§ **WHAT IS NEEDED**:
Locate each line containing the string "voting" and copy it out.
-- Start of RECORDS TO USE --
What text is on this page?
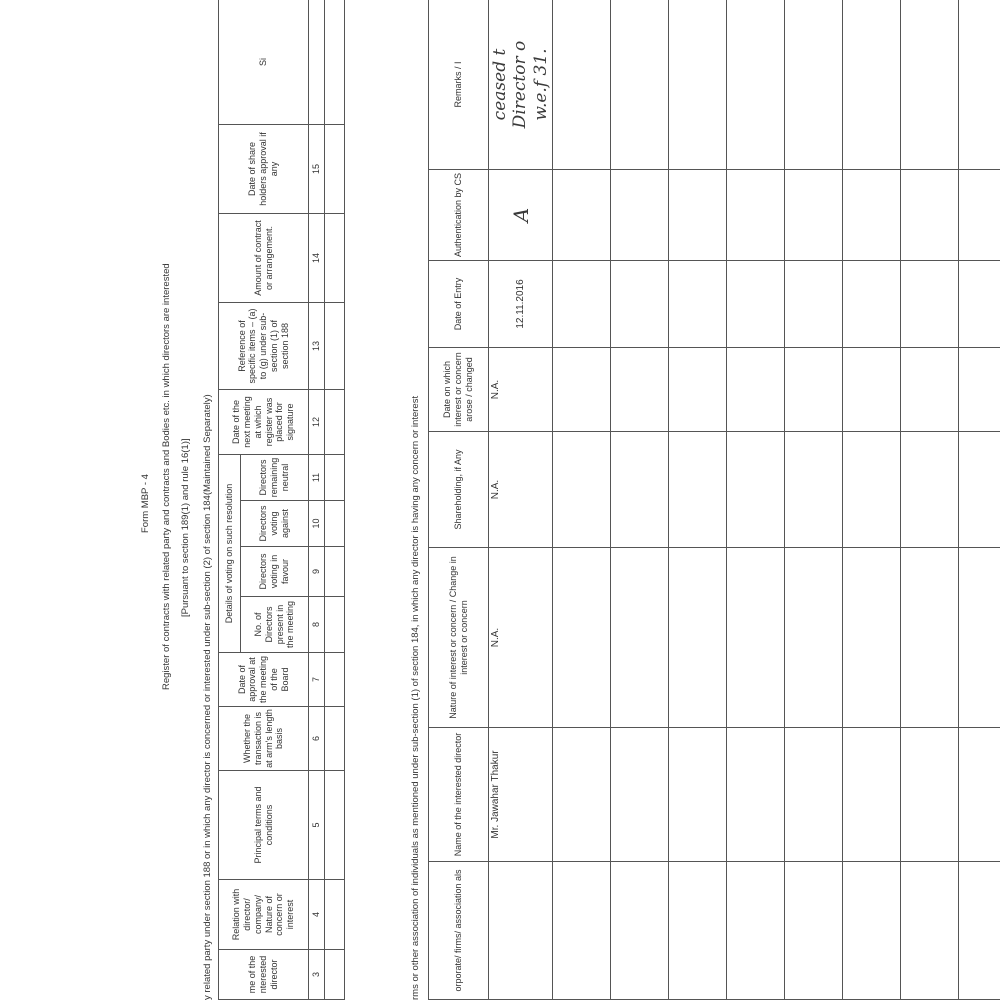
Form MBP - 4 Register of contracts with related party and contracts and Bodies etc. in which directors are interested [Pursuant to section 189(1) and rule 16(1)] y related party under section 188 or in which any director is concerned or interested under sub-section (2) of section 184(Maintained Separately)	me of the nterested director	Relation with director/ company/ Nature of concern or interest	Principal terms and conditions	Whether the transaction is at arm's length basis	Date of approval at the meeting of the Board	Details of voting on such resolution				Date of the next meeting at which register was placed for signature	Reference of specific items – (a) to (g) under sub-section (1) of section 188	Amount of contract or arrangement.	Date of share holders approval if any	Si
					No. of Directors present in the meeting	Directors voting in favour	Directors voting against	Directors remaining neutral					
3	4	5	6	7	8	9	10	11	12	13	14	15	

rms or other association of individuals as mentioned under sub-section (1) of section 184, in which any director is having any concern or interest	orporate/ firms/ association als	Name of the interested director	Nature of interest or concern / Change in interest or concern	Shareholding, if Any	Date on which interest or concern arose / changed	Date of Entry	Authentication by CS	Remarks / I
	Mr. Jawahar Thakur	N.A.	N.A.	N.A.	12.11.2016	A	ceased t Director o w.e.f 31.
-- End of RECORDS TO USE --
-- Start of RECORDS TO USE --
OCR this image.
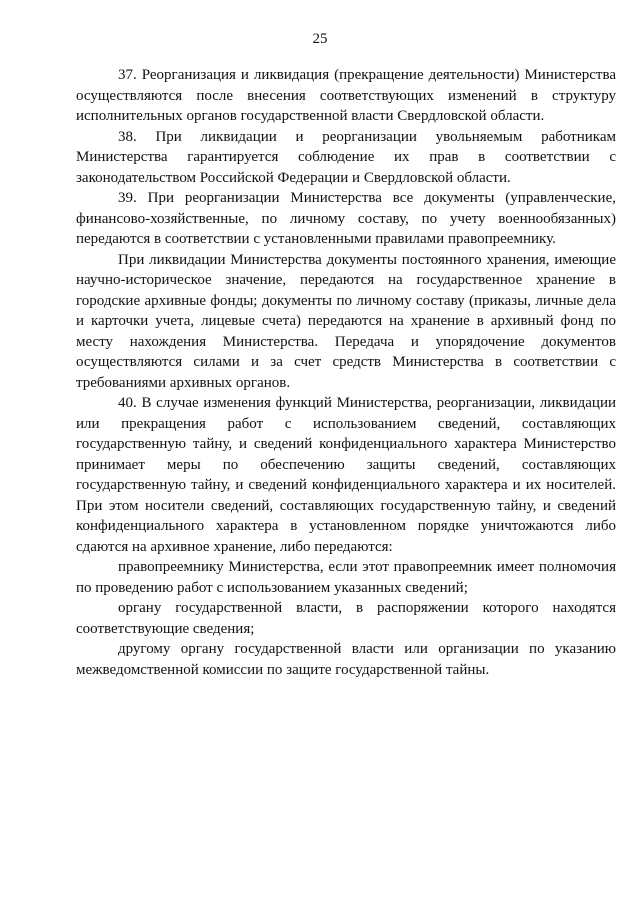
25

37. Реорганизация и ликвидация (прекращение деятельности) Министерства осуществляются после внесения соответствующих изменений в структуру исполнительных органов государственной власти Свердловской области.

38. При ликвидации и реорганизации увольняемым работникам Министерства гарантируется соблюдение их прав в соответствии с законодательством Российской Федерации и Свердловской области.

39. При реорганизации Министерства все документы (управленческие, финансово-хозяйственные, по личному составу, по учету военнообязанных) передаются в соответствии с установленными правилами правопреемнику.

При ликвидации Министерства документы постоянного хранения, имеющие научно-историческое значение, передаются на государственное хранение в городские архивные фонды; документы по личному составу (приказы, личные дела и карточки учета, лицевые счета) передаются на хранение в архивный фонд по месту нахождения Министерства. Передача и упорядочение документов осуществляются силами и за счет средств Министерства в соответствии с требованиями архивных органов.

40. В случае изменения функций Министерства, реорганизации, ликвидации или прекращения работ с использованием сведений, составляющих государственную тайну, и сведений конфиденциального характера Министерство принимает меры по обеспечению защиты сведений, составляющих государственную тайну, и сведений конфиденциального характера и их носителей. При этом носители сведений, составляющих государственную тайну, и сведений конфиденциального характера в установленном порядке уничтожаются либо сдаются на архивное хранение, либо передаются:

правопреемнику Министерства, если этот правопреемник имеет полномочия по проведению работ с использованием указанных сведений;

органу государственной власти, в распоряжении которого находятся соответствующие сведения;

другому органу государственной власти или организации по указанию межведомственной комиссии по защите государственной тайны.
-- End of RECORDS TO USE --
§ **RESULT OF THIS TASK**:
Form MBP - 4 Register of contracts with related party and contracts and Bodies etc. in which directors are interested [Pursuant to section 189(1) and rule 16(1)] y related party under section 188 or in which any director is concerned or interested under sub-section (2) of section 184(Maintained Separately)	me of the nterested director	Relation with director/ company/ Nature of concern or interest	Principal terms and conditions	Whether the transaction is at arm's length basis	Date of approval at the meeting of the Board	Details of voting on such resolution				Date of the next meeting at which register was placed for signature	Reference of specific items – (a) to (g) under sub-section (1) of section 188	Amount of contract or arrangement.	Date of share holders approval if any	Si
					No. of Directors present in the meeting	Directors voting in favour	Directors voting against	Directors remaining neutral					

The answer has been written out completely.